WHAT YOU ARE ASKED TO DO> How many lines hold the string "Crude"? Give only the number.

SUPPLIED INFORMATION>
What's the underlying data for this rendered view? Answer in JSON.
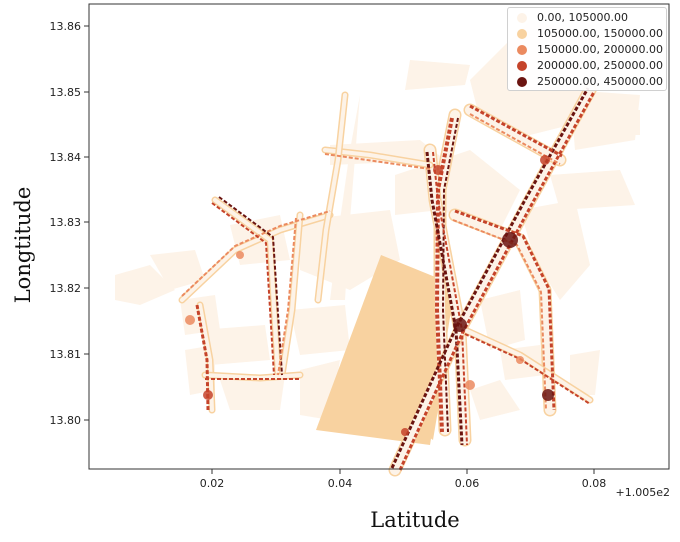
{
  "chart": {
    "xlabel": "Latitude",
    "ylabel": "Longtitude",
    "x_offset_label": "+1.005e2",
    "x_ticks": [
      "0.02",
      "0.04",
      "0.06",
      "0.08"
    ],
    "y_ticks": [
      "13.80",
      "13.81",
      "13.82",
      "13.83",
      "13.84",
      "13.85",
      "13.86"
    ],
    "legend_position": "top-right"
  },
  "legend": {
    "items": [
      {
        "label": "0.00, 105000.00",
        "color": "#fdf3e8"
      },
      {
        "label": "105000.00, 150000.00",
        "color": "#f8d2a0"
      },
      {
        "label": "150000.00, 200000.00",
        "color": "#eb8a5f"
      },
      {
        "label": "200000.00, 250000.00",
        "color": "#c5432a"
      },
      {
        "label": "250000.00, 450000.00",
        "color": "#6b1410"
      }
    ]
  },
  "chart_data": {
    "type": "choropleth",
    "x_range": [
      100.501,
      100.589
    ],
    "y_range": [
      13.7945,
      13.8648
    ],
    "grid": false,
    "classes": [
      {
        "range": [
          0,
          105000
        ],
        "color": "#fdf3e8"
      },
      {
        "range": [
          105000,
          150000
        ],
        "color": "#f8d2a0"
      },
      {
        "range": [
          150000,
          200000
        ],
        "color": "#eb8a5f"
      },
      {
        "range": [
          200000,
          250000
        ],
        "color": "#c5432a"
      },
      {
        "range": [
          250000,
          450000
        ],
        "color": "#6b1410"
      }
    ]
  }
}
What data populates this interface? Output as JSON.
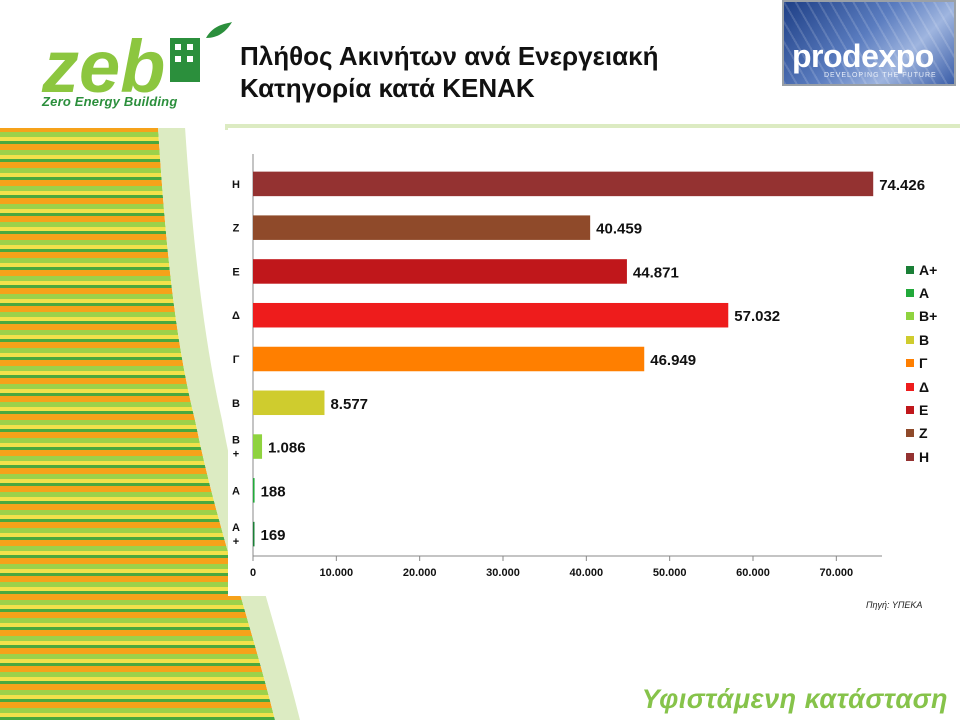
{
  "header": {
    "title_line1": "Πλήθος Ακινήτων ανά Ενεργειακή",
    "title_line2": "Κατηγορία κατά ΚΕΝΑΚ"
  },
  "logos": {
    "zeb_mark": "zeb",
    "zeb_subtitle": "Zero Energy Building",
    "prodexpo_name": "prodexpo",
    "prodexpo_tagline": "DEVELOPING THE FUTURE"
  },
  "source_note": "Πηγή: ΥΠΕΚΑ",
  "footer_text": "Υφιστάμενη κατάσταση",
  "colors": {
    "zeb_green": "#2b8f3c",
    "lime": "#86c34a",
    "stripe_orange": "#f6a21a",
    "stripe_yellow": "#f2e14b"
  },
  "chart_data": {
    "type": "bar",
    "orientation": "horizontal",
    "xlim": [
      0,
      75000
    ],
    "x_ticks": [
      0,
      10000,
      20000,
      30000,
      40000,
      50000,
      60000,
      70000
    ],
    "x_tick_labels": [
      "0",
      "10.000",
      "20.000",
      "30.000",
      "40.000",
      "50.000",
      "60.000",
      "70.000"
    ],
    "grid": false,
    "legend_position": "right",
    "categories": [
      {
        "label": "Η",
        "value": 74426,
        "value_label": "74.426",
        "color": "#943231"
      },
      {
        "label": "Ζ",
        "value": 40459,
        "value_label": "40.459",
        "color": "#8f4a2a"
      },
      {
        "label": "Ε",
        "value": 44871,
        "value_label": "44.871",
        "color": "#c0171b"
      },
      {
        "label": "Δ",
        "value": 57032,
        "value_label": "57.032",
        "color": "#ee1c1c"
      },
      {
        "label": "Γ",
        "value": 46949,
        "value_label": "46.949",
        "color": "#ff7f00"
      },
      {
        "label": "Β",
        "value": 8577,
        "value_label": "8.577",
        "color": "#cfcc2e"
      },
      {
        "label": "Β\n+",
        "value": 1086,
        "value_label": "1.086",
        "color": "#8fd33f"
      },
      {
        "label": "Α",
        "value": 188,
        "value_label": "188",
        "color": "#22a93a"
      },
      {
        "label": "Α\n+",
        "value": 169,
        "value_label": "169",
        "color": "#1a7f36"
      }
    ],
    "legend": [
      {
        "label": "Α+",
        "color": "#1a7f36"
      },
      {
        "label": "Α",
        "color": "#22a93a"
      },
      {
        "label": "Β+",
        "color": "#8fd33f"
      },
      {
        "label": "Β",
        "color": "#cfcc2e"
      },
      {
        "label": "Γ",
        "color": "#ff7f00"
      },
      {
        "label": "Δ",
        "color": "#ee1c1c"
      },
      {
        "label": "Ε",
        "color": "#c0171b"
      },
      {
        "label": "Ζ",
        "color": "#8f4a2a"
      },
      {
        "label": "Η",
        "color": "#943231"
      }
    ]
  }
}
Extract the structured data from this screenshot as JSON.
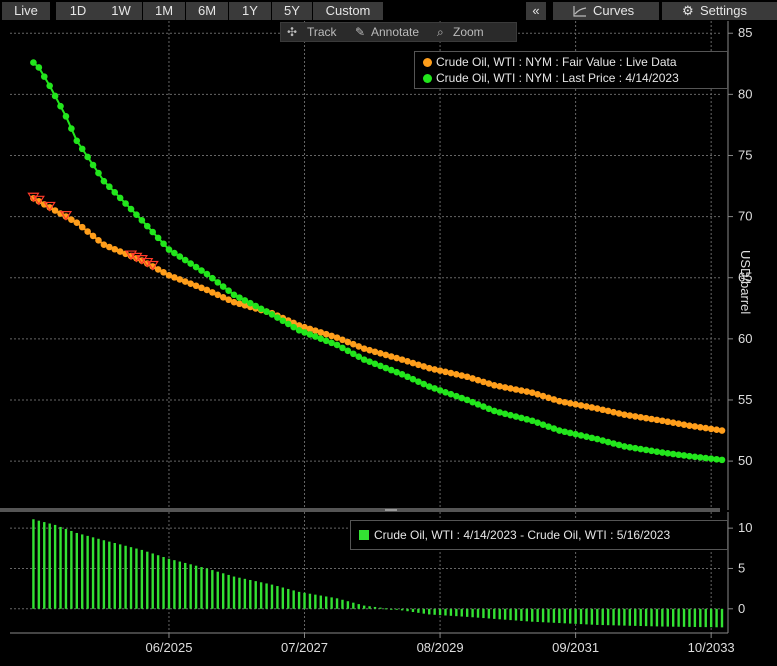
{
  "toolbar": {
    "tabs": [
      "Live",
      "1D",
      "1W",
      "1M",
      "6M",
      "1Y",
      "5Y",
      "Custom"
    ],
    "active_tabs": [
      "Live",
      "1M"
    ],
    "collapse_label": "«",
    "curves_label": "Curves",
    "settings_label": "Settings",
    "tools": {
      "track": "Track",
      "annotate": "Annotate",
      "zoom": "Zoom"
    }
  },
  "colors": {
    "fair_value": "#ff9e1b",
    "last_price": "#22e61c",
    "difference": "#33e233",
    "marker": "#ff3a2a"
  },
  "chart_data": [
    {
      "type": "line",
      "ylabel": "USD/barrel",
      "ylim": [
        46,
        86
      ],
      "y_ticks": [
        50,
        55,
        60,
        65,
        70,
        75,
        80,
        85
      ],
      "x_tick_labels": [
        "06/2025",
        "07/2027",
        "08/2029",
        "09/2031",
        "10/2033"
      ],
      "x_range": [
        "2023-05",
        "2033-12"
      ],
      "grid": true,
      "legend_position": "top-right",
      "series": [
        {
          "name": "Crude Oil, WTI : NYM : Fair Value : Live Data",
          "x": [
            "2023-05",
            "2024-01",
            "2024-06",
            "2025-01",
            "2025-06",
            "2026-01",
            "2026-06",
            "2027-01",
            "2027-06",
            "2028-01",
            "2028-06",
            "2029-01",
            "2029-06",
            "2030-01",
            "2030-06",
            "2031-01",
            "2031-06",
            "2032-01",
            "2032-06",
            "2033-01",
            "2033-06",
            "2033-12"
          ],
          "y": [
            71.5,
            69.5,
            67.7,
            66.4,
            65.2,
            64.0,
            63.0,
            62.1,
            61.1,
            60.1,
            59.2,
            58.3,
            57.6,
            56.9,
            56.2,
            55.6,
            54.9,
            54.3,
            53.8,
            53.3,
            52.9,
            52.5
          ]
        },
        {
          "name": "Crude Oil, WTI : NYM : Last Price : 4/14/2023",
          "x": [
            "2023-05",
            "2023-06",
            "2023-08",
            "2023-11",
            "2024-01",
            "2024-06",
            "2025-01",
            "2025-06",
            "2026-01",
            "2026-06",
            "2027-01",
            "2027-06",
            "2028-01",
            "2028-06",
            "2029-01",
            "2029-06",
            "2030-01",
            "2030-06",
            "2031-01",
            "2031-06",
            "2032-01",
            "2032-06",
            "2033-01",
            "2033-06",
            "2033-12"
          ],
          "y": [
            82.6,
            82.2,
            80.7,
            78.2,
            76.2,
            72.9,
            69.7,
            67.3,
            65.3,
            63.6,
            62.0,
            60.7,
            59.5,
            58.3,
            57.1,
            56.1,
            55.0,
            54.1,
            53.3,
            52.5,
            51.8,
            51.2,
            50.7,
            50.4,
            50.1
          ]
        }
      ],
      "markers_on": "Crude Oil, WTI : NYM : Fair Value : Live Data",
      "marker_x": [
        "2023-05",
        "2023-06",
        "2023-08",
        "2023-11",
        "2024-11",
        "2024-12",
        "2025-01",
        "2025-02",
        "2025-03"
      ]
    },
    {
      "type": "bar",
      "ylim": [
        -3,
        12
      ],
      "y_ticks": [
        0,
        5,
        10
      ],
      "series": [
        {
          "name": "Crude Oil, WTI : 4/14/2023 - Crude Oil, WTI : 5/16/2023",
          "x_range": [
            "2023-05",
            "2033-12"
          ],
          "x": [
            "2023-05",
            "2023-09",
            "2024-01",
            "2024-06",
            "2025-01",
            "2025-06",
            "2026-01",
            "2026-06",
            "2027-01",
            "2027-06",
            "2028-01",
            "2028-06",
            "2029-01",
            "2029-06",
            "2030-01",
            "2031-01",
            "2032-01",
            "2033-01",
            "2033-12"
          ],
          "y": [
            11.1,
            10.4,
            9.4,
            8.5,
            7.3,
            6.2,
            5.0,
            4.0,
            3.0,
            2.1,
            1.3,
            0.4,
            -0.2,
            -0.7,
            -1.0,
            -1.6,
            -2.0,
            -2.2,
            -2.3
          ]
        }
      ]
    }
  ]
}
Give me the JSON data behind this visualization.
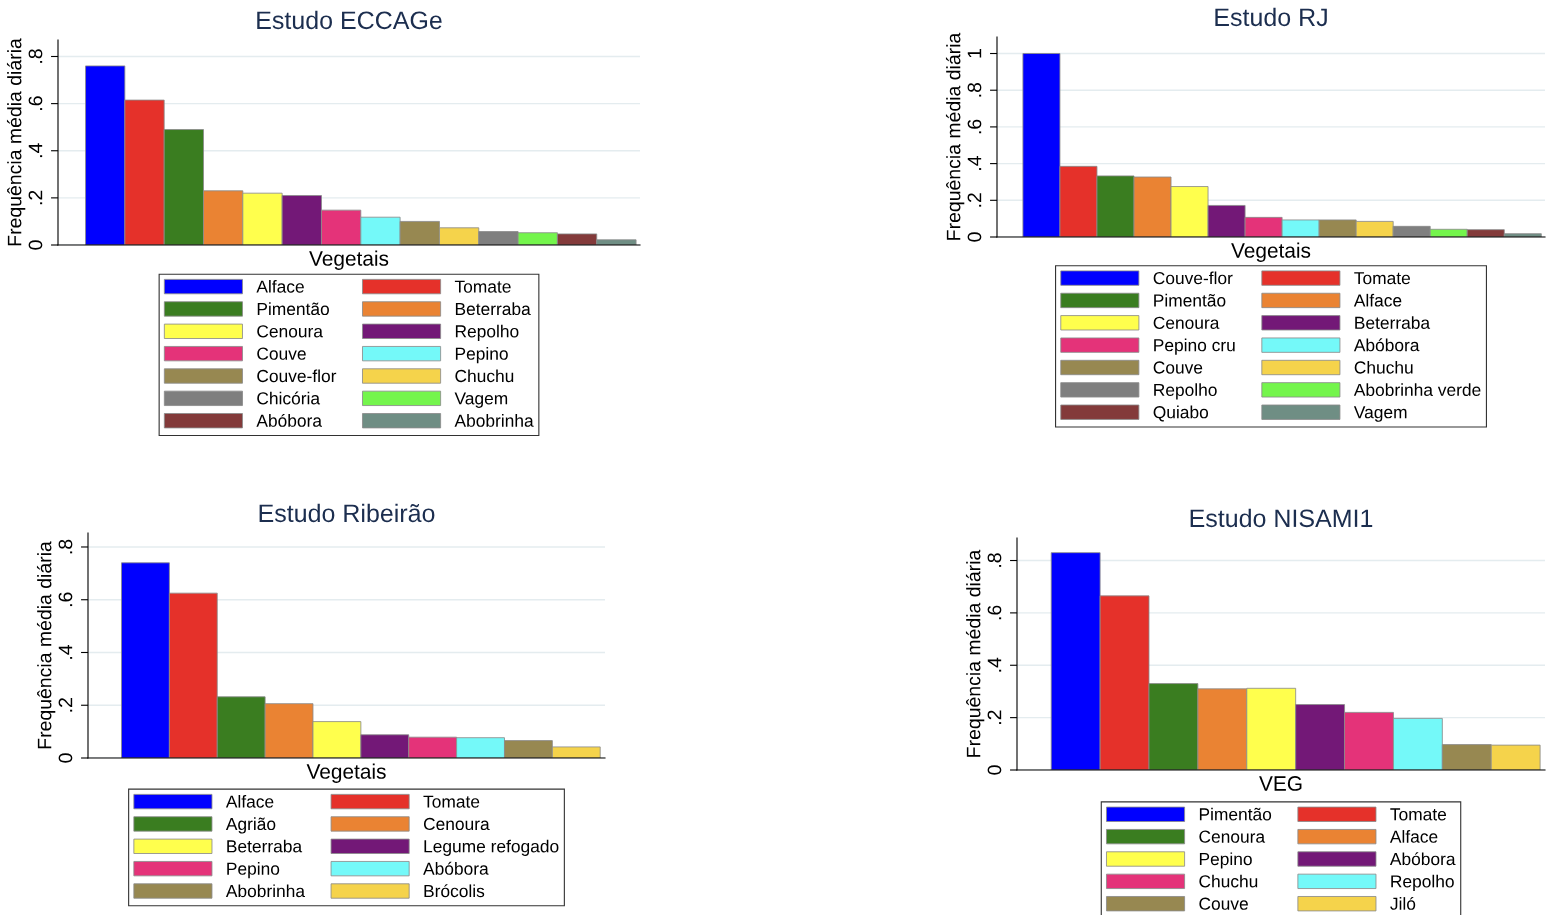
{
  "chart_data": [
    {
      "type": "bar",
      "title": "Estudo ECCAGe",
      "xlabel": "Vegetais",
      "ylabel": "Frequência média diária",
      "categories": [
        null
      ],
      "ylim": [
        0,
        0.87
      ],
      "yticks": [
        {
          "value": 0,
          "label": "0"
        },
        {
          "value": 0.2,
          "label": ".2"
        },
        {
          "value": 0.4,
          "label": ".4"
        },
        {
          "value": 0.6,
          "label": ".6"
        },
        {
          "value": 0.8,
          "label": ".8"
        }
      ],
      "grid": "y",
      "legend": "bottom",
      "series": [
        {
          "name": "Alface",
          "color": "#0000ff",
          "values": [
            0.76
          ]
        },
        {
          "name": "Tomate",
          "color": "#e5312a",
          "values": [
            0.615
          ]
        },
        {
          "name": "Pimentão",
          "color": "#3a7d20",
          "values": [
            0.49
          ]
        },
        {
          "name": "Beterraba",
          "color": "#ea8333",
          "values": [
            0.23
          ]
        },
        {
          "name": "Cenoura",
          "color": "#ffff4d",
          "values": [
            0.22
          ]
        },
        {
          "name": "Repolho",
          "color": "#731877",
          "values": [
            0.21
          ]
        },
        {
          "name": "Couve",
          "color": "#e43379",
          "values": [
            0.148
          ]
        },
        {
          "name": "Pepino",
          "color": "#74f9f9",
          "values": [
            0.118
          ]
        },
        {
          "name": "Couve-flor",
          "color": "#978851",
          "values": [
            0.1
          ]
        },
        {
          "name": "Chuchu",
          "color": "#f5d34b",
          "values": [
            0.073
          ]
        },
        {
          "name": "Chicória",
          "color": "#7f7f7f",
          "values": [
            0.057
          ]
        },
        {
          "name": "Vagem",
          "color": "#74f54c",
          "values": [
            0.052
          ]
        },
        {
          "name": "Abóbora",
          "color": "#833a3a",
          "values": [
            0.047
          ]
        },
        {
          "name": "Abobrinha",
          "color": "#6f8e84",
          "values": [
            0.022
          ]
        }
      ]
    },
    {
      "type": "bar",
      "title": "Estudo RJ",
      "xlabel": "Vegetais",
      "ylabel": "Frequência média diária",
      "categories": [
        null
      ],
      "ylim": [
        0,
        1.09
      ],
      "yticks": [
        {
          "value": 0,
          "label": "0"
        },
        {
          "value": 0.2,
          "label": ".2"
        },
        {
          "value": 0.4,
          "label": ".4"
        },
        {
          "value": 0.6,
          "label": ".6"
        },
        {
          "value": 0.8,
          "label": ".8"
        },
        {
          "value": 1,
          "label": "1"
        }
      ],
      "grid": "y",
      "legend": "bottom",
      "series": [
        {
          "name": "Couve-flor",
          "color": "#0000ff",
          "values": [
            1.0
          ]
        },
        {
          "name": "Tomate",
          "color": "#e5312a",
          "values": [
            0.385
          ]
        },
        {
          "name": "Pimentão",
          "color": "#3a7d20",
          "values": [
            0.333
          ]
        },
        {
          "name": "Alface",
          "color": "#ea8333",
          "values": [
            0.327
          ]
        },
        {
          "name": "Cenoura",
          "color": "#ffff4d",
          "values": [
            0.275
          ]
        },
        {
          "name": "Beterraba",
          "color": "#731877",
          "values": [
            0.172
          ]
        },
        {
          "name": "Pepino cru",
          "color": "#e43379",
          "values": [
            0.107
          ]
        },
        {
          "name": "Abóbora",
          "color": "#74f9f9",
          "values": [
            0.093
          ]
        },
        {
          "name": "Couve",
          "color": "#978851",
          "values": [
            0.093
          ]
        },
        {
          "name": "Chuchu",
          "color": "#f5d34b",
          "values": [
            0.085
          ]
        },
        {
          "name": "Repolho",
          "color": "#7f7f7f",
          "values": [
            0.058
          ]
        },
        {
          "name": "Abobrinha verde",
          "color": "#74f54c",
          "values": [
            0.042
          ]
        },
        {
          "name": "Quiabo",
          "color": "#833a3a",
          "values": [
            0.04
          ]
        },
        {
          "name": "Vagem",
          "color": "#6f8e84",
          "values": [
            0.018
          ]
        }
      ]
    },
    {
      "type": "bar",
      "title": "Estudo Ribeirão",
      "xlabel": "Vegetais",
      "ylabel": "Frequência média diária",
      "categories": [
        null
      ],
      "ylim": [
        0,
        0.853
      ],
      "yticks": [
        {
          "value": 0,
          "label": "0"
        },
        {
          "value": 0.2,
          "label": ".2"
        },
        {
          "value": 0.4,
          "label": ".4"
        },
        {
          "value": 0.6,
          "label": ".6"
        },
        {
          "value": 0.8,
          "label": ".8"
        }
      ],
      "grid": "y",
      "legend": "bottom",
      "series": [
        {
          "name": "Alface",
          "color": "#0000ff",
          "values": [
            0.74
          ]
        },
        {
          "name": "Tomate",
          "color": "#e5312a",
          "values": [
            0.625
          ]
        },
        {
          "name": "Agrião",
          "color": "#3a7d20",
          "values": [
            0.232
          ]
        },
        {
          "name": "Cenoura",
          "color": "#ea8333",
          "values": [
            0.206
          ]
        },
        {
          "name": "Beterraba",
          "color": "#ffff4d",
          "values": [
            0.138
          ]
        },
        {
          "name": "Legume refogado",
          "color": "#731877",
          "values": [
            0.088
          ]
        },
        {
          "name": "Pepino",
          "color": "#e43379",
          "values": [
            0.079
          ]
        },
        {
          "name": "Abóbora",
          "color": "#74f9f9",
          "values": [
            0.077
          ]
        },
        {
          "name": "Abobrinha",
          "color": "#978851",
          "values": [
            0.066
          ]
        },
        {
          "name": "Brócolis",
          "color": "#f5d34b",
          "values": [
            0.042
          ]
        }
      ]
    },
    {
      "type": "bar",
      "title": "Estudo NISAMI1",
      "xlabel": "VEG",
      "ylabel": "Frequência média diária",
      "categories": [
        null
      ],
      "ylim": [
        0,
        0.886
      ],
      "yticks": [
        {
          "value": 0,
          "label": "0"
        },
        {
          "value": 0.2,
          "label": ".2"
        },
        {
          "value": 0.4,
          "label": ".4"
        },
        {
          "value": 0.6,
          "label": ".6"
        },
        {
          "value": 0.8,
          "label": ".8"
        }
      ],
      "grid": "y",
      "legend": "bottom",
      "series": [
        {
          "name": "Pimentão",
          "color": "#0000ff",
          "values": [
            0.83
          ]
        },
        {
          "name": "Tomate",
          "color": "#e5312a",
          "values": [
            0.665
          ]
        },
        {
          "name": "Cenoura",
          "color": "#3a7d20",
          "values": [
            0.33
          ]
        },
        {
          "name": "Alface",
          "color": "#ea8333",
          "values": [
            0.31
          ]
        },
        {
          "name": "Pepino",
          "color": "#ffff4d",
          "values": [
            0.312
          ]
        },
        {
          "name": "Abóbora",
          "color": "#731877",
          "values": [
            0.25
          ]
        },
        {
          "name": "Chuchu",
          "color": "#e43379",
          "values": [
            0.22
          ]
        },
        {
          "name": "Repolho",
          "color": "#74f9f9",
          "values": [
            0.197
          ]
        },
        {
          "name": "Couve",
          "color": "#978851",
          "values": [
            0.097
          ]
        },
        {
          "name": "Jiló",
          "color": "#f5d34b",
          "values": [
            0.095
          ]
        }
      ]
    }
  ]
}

CORRECT ANSWER> 4